Strip the pictures and reproduce the rest of the listing exactly.

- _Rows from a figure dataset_
* * *

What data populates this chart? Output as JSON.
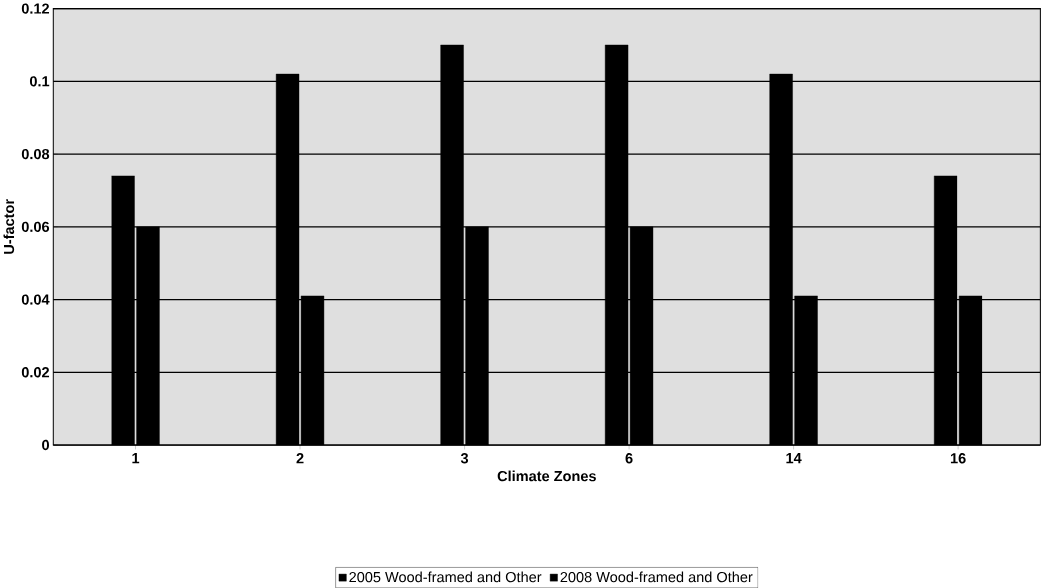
{
  "chart_data": {
    "type": "bar",
    "xlabel": "Climate Zones",
    "ylabel": "U-factor",
    "categories": [
      "1",
      "2",
      "3",
      "6",
      "14",
      "16"
    ],
    "series": [
      {
        "name": "2005 Wood-framed and Other",
        "color": "#000000",
        "values": [
          0.074,
          0.102,
          0.11,
          0.11,
          0.102,
          0.074
        ]
      },
      {
        "name": "2008 Wood-framed and Other",
        "color": "#000000",
        "values": [
          0.06,
          0.041,
          0.06,
          0.06,
          0.041,
          0.041
        ]
      }
    ],
    "ylim": [
      0,
      0.12
    ],
    "yticks": [
      0,
      0.02,
      0.04,
      0.06,
      0.08,
      0.1,
      0.12
    ],
    "grid": "y",
    "legend": "bottom"
  }
}
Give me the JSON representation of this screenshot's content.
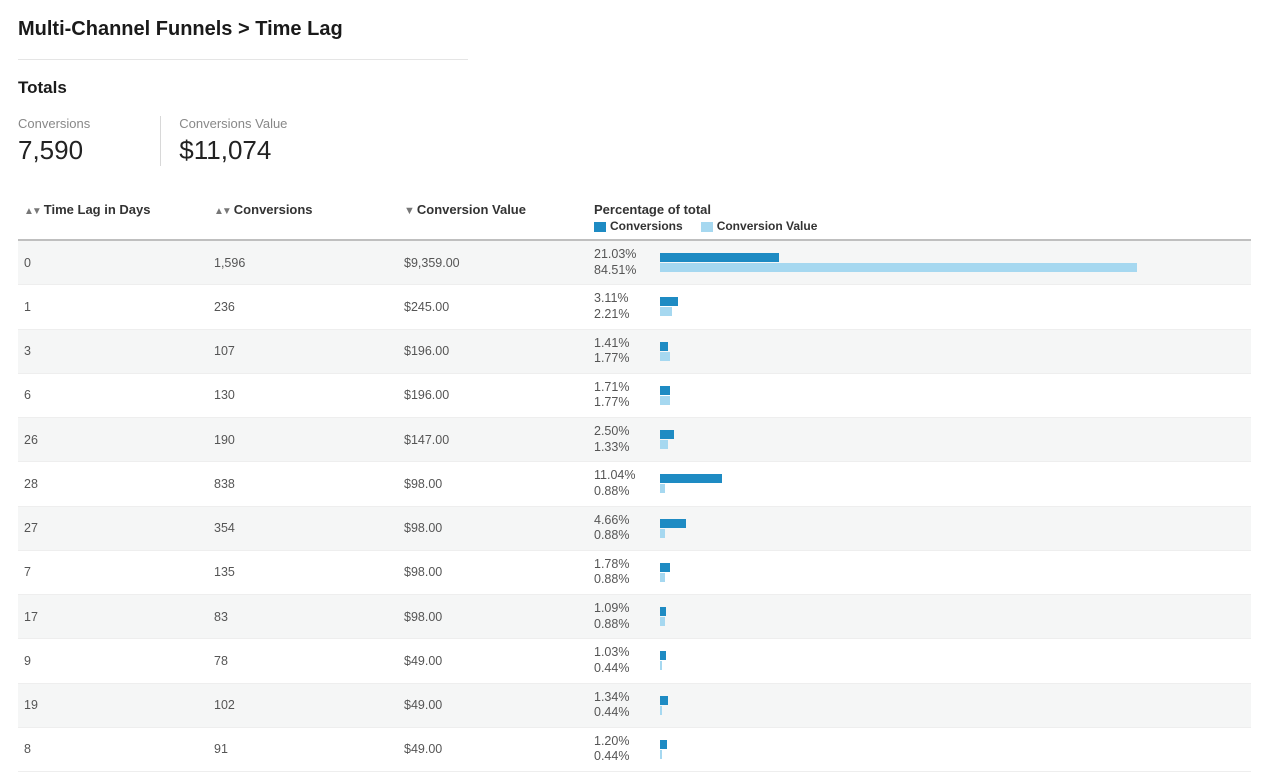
{
  "page_title": "Multi-Channel Funnels > Time Lag",
  "totals_section_title": "Totals",
  "totals": {
    "conversions_label": "Conversions",
    "conversions_value": "7,590",
    "value_label": "Conversions Value",
    "value_value": "$11,074"
  },
  "columns": {
    "time_lag": "Time Lag in Days",
    "conversions": "Conversions",
    "conversion_value": "Conversion Value",
    "pct_header": "Percentage of total",
    "legend_conv": "Conversions",
    "legend_val": "Conversion Value"
  },
  "colors": {
    "bar_conv": "#1e8bc3",
    "bar_val": "#a6d8f0",
    "header_rule": "#bfbfbf",
    "row_alt": "#f5f6f6"
  },
  "bar_max_pct": 100,
  "rows": [
    {
      "lag": "0",
      "conv": "1,596",
      "val": "$9,359.00",
      "pct_conv": "21.03%",
      "pct_val": "84.51%",
      "w_conv": 21.03,
      "w_val": 84.51
    },
    {
      "lag": "1",
      "conv": "236",
      "val": "$245.00",
      "pct_conv": "3.11%",
      "pct_val": "2.21%",
      "w_conv": 3.11,
      "w_val": 2.21
    },
    {
      "lag": "3",
      "conv": "107",
      "val": "$196.00",
      "pct_conv": "1.41%",
      "pct_val": "1.77%",
      "w_conv": 1.41,
      "w_val": 1.77
    },
    {
      "lag": "6",
      "conv": "130",
      "val": "$196.00",
      "pct_conv": "1.71%",
      "pct_val": "1.77%",
      "w_conv": 1.71,
      "w_val": 1.77
    },
    {
      "lag": "26",
      "conv": "190",
      "val": "$147.00",
      "pct_conv": "2.50%",
      "pct_val": "1.33%",
      "w_conv": 2.5,
      "w_val": 1.33
    },
    {
      "lag": "28",
      "conv": "838",
      "val": "$98.00",
      "pct_conv": "11.04%",
      "pct_val": "0.88%",
      "w_conv": 11.04,
      "w_val": 0.88
    },
    {
      "lag": "27",
      "conv": "354",
      "val": "$98.00",
      "pct_conv": "4.66%",
      "pct_val": "0.88%",
      "w_conv": 4.66,
      "w_val": 0.88
    },
    {
      "lag": "7",
      "conv": "135",
      "val": "$98.00",
      "pct_conv": "1.78%",
      "pct_val": "0.88%",
      "w_conv": 1.78,
      "w_val": 0.88
    },
    {
      "lag": "17",
      "conv": "83",
      "val": "$98.00",
      "pct_conv": "1.09%",
      "pct_val": "0.88%",
      "w_conv": 1.09,
      "w_val": 0.88
    },
    {
      "lag": "9",
      "conv": "78",
      "val": "$49.00",
      "pct_conv": "1.03%",
      "pct_val": "0.44%",
      "w_conv": 1.03,
      "w_val": 0.44
    },
    {
      "lag": "19",
      "conv": "102",
      "val": "$49.00",
      "pct_conv": "1.34%",
      "pct_val": "0.44%",
      "w_conv": 1.34,
      "w_val": 0.44
    },
    {
      "lag": "8",
      "conv": "91",
      "val": "$49.00",
      "pct_conv": "1.20%",
      "pct_val": "0.44%",
      "w_conv": 1.2,
      "w_val": 0.44
    }
  ]
}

* * *

- _FULL RESPONSE_
What data populates this chart? Output as JSON.
{
  "chart_data": {
    "type": "bar",
    "xlabel": "Climate Zones",
    "ylabel": "U-factor",
    "categories": [
      "1",
      "2",
      "3",
      "6",
      "14",
      "16"
    ],
    "series": [
      {
        "name": "2005 Wood-framed and Other",
        "color": "#000000",
        "values": [
          0.074,
          0.102,
          0.11,
          0.11,
          0.102,
          0.074
        ]
      },
      {
        "name": "2008 Wood-framed and Other",
        "color": "#000000",
        "values": [
          0.06,
          0.041,
          0.06,
          0.06,
          0.041,
          0.041
        ]
      }
    ],
    "ylim": [
      0,
      0.12
    ],
    "yticks": [
      0,
      0.02,
      0.04,
      0.06,
      0.08,
      0.1,
      0.12
    ],
    "grid": "y",
    "legend": "bottom"
  }
}
Give me the JSON representation of this screenshot's content.
{
  "page_title": "Multi-Channel Funnels > Time Lag",
  "totals_section_title": "Totals",
  "totals": {
    "conversions_label": "Conversions",
    "conversions_value": "7,590",
    "value_label": "Conversions Value",
    "value_value": "$11,074"
  },
  "columns": {
    "time_lag": "Time Lag in Days",
    "conversions": "Conversions",
    "conversion_value": "Conversion Value",
    "pct_header": "Percentage of total",
    "legend_conv": "Conversions",
    "legend_val": "Conversion Value"
  },
  "colors": {
    "bar_conv": "#1e8bc3",
    "bar_val": "#a6d8f0",
    "header_rule": "#bfbfbf",
    "row_alt": "#f5f6f6"
  },
  "bar_max_pct": 100,
  "rows": [
    {
      "lag": "0",
      "conv": "1,596",
      "val": "$9,359.00",
      "pct_conv": "21.03%",
      "pct_val": "84.51%",
      "w_conv": 21.03,
      "w_val": 84.51
    },
    {
      "lag": "1",
      "conv": "236",
      "val": "$245.00",
      "pct_conv": "3.11%",
      "pct_val": "2.21%",
      "w_conv": 3.11,
      "w_val": 2.21
    },
    {
      "lag": "3",
      "conv": "107",
      "val": "$196.00",
      "pct_conv": "1.41%",
      "pct_val": "1.77%",
      "w_conv": 1.41,
      "w_val": 1.77
    },
    {
      "lag": "6",
      "conv": "130",
      "val": "$196.00",
      "pct_conv": "1.71%",
      "pct_val": "1.77%",
      "w_conv": 1.71,
      "w_val": 1.77
    },
    {
      "lag": "26",
      "conv": "190",
      "val": "$147.00",
      "pct_conv": "2.50%",
      "pct_val": "1.33%",
      "w_conv": 2.5,
      "w_val": 1.33
    },
    {
      "lag": "28",
      "conv": "838",
      "val": "$98.00",
      "pct_conv": "11.04%",
      "pct_val": "0.88%",
      "w_conv": 11.04,
      "w_val": 0.88
    },
    {
      "lag": "27",
      "conv": "354",
      "val": "$98.00",
      "pct_conv": "4.66%",
      "pct_val": "0.88%",
      "w_conv": 4.66,
      "w_val": 0.88
    },
    {
      "lag": "7",
      "conv": "135",
      "val": "$98.00",
      "pct_conv": "1.78%",
      "pct_val": "0.88%",
      "w_conv": 1.78,
      "w_val": 0.88
    },
    {
      "lag": "17",
      "conv": "83",
      "val": "$98.00",
      "pct_conv": "1.09%",
      "pct_val": "0.88%",
      "w_conv": 1.09,
      "w_val": 0.88
    },
    {
      "lag": "9",
      "conv": "78",
      "val": "$49.00",
      "pct_conv": "1.03%",
      "pct_val": "0.44%",
      "w_conv": 1.03,
      "w_val": 0.44
    },
    {
      "lag": "19",
      "conv": "102",
      "val": "$49.00",
      "pct_conv": "1.34%",
      "pct_val": "0.44%",
      "w_conv": 1.34,
      "w_val": 0.44
    },
    {
      "lag": "8",
      "conv": "91",
      "val": "$49.00",
      "pct_conv": "1.20%",
      "pct_val": "0.44%",
      "w_conv": 1.2,
      "w_val": 0.44
    }
  ]
}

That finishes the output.